Problem statement:
Produce an exact copy of all the records.

---+---

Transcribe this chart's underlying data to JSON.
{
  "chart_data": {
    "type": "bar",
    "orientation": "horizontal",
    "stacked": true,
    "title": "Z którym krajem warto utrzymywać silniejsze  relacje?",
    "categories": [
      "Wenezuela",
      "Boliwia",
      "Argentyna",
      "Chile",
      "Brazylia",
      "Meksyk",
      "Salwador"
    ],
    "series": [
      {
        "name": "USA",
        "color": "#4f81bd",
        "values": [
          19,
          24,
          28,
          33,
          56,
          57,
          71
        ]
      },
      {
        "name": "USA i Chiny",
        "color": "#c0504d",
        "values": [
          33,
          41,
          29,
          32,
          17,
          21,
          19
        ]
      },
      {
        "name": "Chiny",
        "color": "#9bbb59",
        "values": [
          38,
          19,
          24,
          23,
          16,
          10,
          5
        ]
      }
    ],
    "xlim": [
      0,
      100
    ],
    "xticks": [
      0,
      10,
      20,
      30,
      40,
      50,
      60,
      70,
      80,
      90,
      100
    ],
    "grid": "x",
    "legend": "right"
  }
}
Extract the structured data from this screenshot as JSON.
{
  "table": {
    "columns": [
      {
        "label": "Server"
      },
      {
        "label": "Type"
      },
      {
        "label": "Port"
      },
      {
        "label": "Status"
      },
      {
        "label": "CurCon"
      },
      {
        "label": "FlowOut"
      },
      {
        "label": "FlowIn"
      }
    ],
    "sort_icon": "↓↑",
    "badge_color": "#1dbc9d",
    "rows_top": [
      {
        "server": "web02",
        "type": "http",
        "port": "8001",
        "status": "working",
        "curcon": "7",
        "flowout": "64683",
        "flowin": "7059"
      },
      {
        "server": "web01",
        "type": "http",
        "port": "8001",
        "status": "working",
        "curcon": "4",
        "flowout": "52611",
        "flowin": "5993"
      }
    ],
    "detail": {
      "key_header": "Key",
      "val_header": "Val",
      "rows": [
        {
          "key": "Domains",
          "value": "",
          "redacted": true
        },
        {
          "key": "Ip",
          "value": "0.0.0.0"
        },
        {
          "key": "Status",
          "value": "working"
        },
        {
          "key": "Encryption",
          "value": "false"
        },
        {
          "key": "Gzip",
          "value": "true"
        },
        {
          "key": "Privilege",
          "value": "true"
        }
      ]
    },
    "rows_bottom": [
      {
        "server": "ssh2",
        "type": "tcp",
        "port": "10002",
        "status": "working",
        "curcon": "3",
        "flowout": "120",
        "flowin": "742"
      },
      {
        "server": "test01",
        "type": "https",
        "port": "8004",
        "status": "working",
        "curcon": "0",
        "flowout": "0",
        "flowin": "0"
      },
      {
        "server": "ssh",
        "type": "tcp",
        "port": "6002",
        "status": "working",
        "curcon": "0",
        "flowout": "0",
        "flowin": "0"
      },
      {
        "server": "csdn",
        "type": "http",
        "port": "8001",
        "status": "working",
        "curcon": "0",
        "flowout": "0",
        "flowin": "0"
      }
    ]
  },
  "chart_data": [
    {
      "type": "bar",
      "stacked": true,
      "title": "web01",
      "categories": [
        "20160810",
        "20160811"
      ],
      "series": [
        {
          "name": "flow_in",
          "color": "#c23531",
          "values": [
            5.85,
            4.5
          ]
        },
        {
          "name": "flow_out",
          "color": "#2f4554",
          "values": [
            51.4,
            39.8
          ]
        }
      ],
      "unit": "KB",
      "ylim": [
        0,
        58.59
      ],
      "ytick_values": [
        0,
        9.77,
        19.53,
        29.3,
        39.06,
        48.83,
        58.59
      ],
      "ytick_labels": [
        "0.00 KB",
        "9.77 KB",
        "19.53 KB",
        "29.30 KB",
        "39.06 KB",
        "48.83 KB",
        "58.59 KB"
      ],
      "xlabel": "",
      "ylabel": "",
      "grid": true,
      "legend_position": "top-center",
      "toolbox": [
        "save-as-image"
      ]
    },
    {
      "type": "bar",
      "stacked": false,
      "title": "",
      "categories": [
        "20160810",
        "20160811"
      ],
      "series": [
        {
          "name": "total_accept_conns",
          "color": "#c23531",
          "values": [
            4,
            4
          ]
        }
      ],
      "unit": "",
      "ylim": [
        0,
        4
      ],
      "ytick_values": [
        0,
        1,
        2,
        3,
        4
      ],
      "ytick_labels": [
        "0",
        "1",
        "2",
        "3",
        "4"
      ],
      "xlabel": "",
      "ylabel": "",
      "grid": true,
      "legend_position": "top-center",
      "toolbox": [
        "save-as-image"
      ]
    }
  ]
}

---+---

Exercise output:
Transcribe this chart's underlying data to JSON.
{
  "chart_data": {
    "type": "bar",
    "orientation": "horizontal",
    "stacked": true,
    "title": "Z którym krajem warto utrzymywać silniejsze  relacje?",
    "categories": [
      "Wenezuela",
      "Boliwia",
      "Argentyna",
      "Chile",
      "Brazylia",
      "Meksyk",
      "Salwador"
    ],
    "series": [
      {
        "name": "USA",
        "color": "#4f81bd",
        "values": [
          19,
          24,
          28,
          33,
          56,
          57,
          71
        ]
      },
      {
        "name": "USA i Chiny",
        "color": "#c0504d",
        "values": [
          33,
          41,
          29,
          32,
          17,
          21,
          19
        ]
      },
      {
        "name": "Chiny",
        "color": "#9bbb59",
        "values": [
          38,
          19,
          24,
          23,
          16,
          10,
          5
        ]
      }
    ],
    "xlim": [
      0,
      100
    ],
    "xticks": [
      0,
      10,
      20,
      30,
      40,
      50,
      60,
      70,
      80,
      90,
      100
    ],
    "grid": "x",
    "legend": "right"
  }
}
Extract the structured data from this screenshot as JSON.
{
  "table": {
    "columns": [
      {
        "label": "Server"
      },
      {
        "label": "Type"
      },
      {
        "label": "Port"
      },
      {
        "label": "Status"
      },
      {
        "label": "CurCon"
      },
      {
        "label": "FlowOut"
      },
      {
        "label": "FlowIn"
      }
    ],
    "sort_icon": "↓↑",
    "badge_color": "#1dbc9d",
    "rows_top": [
      {
        "server": "web02",
        "type": "http",
        "port": "8001",
        "status": "working",
        "curcon": "7",
        "flowout": "64683",
        "flowin": "7059"
      },
      {
        "server": "web01",
        "type": "http",
        "port": "8001",
        "status": "working",
        "curcon": "4",
        "flowout": "52611",
        "flowin": "5993"
      }
    ],
    "detail": {
      "key_header": "Key",
      "val_header": "Val",
      "rows": [
        {
          "key": "Domains",
          "value": "",
          "redacted": true
        },
        {
          "key": "Ip",
          "value": "0.0.0.0"
        },
        {
          "key": "Status",
          "value": "working"
        },
        {
          "key": "Encryption",
          "value": "false"
        },
        {
          "key": "Gzip",
          "value": "true"
        },
        {
          "key": "Privilege",
          "value": "true"
        }
      ]
    },
    "rows_bottom": [
      {
        "server": "ssh2",
        "type": "tcp",
        "port": "10002",
        "status": "working",
        "curcon": "3",
        "flowout": "120",
        "flowin": "742"
      },
      {
        "server": "test01",
        "type": "https",
        "port": "8004",
        "status": "working",
        "curcon": "0",
        "flowout": "0",
        "flowin": "0"
      },
      {
        "server": "ssh",
        "type": "tcp",
        "port": "6002",
        "status": "working",
        "curcon": "0",
        "flowout": "0",
        "flowin": "0"
      },
      {
        "server": "csdn",
        "type": "http",
        "port": "8001",
        "status": "working",
        "curcon": "0",
        "flowout": "0",
        "flowin": "0"
      }
    ]
  },
  "chart_data": [
    {
      "type": "bar",
      "stacked": true,
      "title": "web01",
      "categories": [
        "20160810",
        "20160811"
      ],
      "series": [
        {
          "name": "flow_in",
          "color": "#c23531",
          "values": [
            5.85,
            4.5
          ]
        },
        {
          "name": "flow_out",
          "color": "#2f4554",
          "values": [
            51.4,
            39.8
          ]
        }
      ],
      "unit": "KB",
      "ylim": [
        0,
        58.59
      ],
      "ytick_values": [
        0,
        9.77,
        19.53,
        29.3,
        39.06,
        48.83,
        58.59
      ],
      "ytick_labels": [
        "0.00 KB",
        "9.77 KB",
        "19.53 KB",
        "29.30 KB",
        "39.06 KB",
        "48.83 KB",
        "58.59 KB"
      ],
      "xlabel": "",
      "ylabel": "",
      "grid": true,
      "legend_position": "top-center",
      "toolbox": [
        "save-as-image"
      ]
    },
    {
      "type": "bar",
      "stacked": false,
      "title": "",
      "categories": [
        "20160810",
        "20160811"
      ],
      "series": [
        {
          "name": "total_accept_conns",
          "color": "#c23531",
          "values": [
            4,
            4
          ]
        }
      ],
      "unit": "",
      "ylim": [
        0,
        4
      ],
      "ytick_values": [
        0,
        1,
        2,
        3,
        4
      ],
      "ytick_labels": [
        "0",
        "1",
        "2",
        "3",
        "4"
      ],
      "xlabel": "",
      "ylabel": "",
      "grid": true,
      "legend_position": "top-center",
      "toolbox": [
        "save-as-image"
      ]
    }
  ]
}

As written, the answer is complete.